↓↓↓

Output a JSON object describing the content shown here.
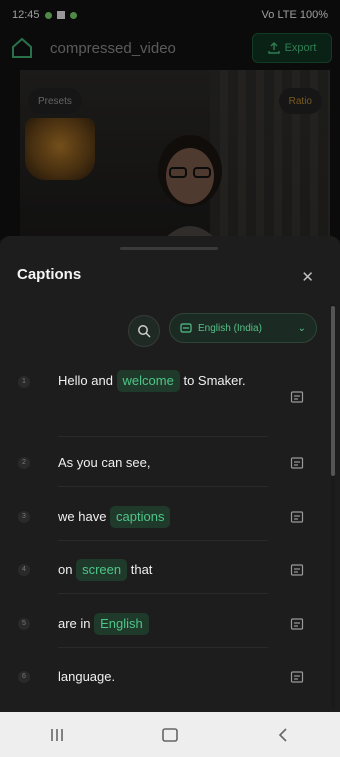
{
  "status_bar": {
    "time": "12:45",
    "right_text": "Vo LTE 100%"
  },
  "app_bar": {
    "title": "compressed_video",
    "export_label": "Export"
  },
  "preview": {
    "left_chip": "Presets",
    "right_chip": "Ratio"
  },
  "captions_sheet": {
    "title": "Captions",
    "language_label": "English (India)",
    "rows": [
      {
        "index": "1",
        "parts": [
          {
            "text": "Hello and ",
            "hl": false
          },
          {
            "text": "welcome",
            "hl": true
          },
          {
            "text": " to Smaker.",
            "hl": false
          }
        ]
      },
      {
        "index": "2",
        "parts": [
          {
            "text": "As you can see,",
            "hl": false
          }
        ]
      },
      {
        "index": "3",
        "parts": [
          {
            "text": "we have ",
            "hl": false
          },
          {
            "text": "captions",
            "hl": true
          }
        ]
      },
      {
        "index": "4",
        "parts": [
          {
            "text": "on ",
            "hl": false
          },
          {
            "text": "screen",
            "hl": true
          },
          {
            "text": " that",
            "hl": false
          }
        ]
      },
      {
        "index": "5",
        "parts": [
          {
            "text": "are in ",
            "hl": false
          },
          {
            "text": "English",
            "hl": true
          }
        ]
      },
      {
        "index": "6",
        "parts": [
          {
            "text": "language.",
            "hl": false
          }
        ]
      }
    ]
  },
  "colors": {
    "accent": "#4fc588",
    "sheet": "#1d1d1d",
    "navbar": "#eeeeee"
  },
  "icons": [
    "home-icon",
    "export-icon",
    "close-icon",
    "search-icon",
    "caption-icon",
    "chevron-down-icon",
    "edit-icon",
    "recents-icon",
    "home-nav-icon",
    "back-icon"
  ]
}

↑↑↑

_Instructions to follow_
Copy the data character for character, but drop all pictures from the copy.

_Result for this task_
Output a JSON object describing the content shown here.
{
  "status_bar": {
    "time": "12:45",
    "right_text": "Vo LTE 100%"
  },
  "app_bar": {
    "title": "compressed_video",
    "export_label": "Export"
  },
  "preview": {
    "left_chip": "Presets",
    "right_chip": "Ratio"
  },
  "captions_sheet": {
    "title": "Captions",
    "language_label": "English (India)",
    "rows": [
      {
        "index": "1",
        "parts": [
          {
            "text": "Hello and ",
            "hl": false
          },
          {
            "text": "welcome",
            "hl": true
          },
          {
            "text": " to Smaker.",
            "hl": false
          }
        ]
      },
      {
        "index": "2",
        "parts": [
          {
            "text": "As you can see,",
            "hl": false
          }
        ]
      },
      {
        "index": "3",
        "parts": [
          {
            "text": "we have ",
            "hl": false
          },
          {
            "text": "captions",
            "hl": true
          }
        ]
      },
      {
        "index": "4",
        "parts": [
          {
            "text": "on ",
            "hl": false
          },
          {
            "text": "screen",
            "hl": true
          },
          {
            "text": " that",
            "hl": false
          }
        ]
      },
      {
        "index": "5",
        "parts": [
          {
            "text": "are in ",
            "hl": false
          },
          {
            "text": "English",
            "hl": true
          }
        ]
      },
      {
        "index": "6",
        "parts": [
          {
            "text": "language.",
            "hl": false
          }
        ]
      }
    ]
  },
  "colors": {
    "accent": "#4fc588",
    "sheet": "#1d1d1d",
    "navbar": "#eeeeee"
  },
  "icons": [
    "home-icon",
    "export-icon",
    "close-icon",
    "search-icon",
    "caption-icon",
    "chevron-down-icon",
    "edit-icon",
    "recents-icon",
    "home-nav-icon",
    "back-icon"
  ]
}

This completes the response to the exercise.